-------- PROVIDED RECORDS
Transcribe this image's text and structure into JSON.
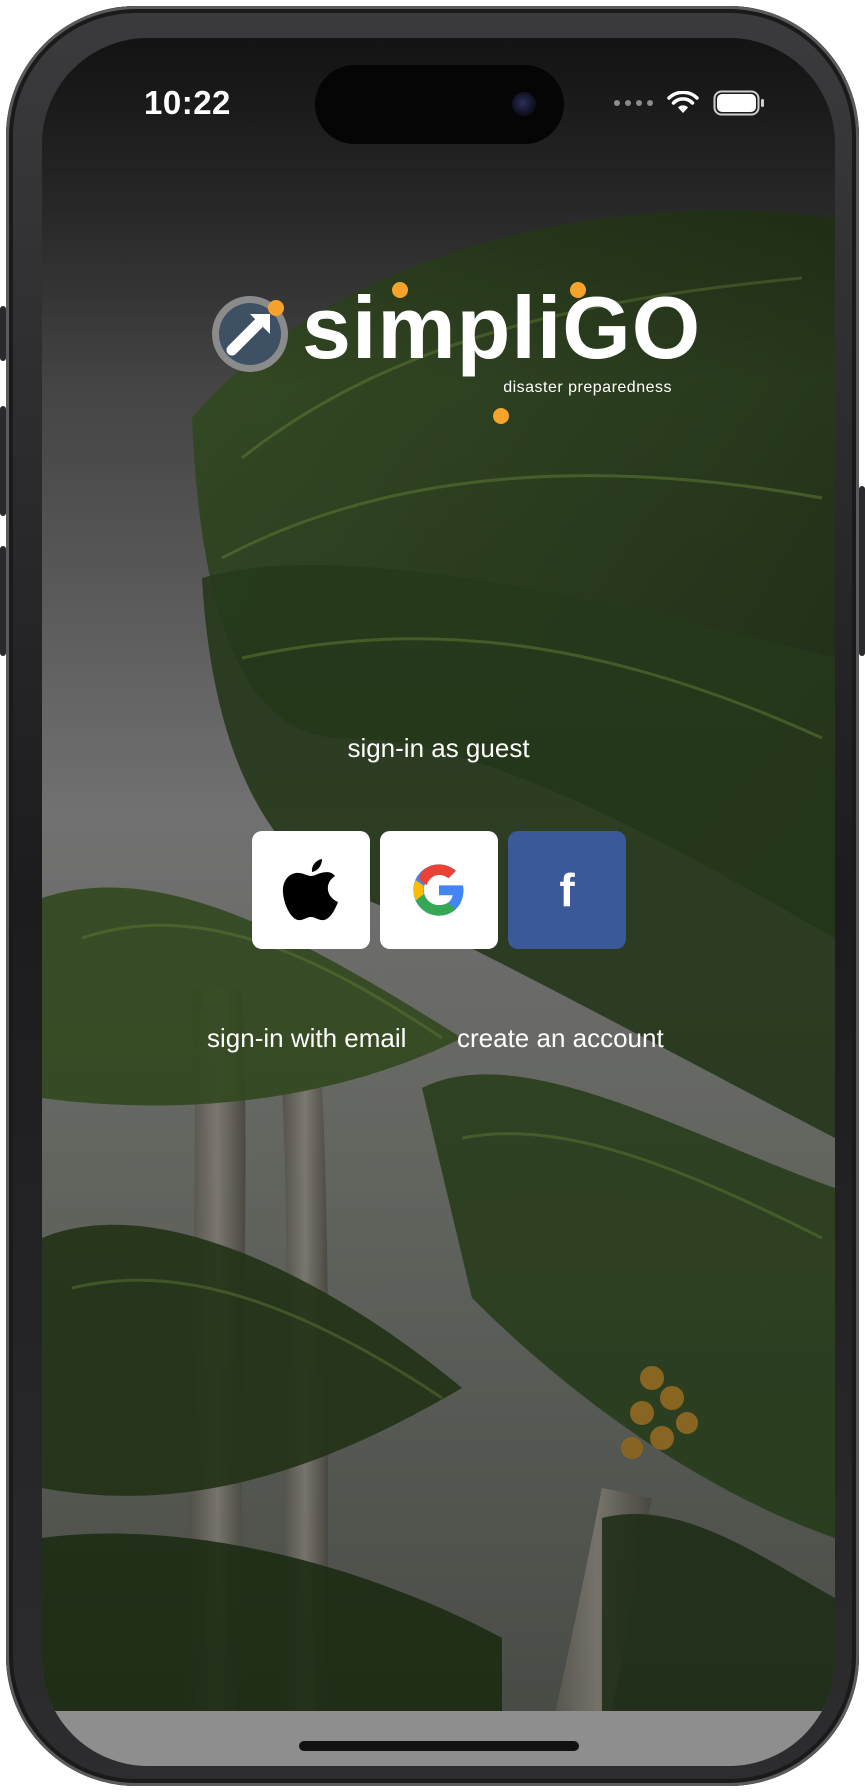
{
  "status_bar": {
    "time": "10:22",
    "wifi_icon": "wifi-icon",
    "battery_icon": "battery-icon"
  },
  "logo": {
    "wordmark": "simpliGO",
    "tagline": "disaster preparedness",
    "accent_color": "#f5a32a",
    "badge_color": "#3e5064"
  },
  "auth": {
    "guest_label": "sign-in as guest",
    "email_label": "sign-in with email",
    "create_label": "create an account",
    "facebook_glyph": "f"
  },
  "social_buttons": [
    {
      "provider": "apple",
      "icon": "apple-icon",
      "background": "#ffffff"
    },
    {
      "provider": "google",
      "icon": "google-icon",
      "background": "#ffffff"
    },
    {
      "provider": "facebook",
      "icon": "facebook-icon",
      "background": "#3b5998"
    }
  ],
  "background": {
    "icon": "palm-trees-background"
  }
}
----------------
__GOAL__
Go through the entries above and print each one exactly, minus the pictures.

__THE SOLUTION__
Transcribe this image's text and structure into JSON.
{
  "status_bar": {
    "time": "10:22",
    "wifi_icon": "wifi-icon",
    "battery_icon": "battery-icon"
  },
  "logo": {
    "wordmark": "simpliGO",
    "tagline": "disaster preparedness",
    "accent_color": "#f5a32a",
    "badge_color": "#3e5064"
  },
  "auth": {
    "guest_label": "sign-in as guest",
    "email_label": "sign-in with email",
    "create_label": "create an account",
    "facebook_glyph": "f"
  },
  "social_buttons": [
    {
      "provider": "apple",
      "icon": "apple-icon",
      "background": "#ffffff"
    },
    {
      "provider": "google",
      "icon": "google-icon",
      "background": "#ffffff"
    },
    {
      "provider": "facebook",
      "icon": "facebook-icon",
      "background": "#3b5998"
    }
  ],
  "background": {
    "icon": "palm-trees-background"
  }
}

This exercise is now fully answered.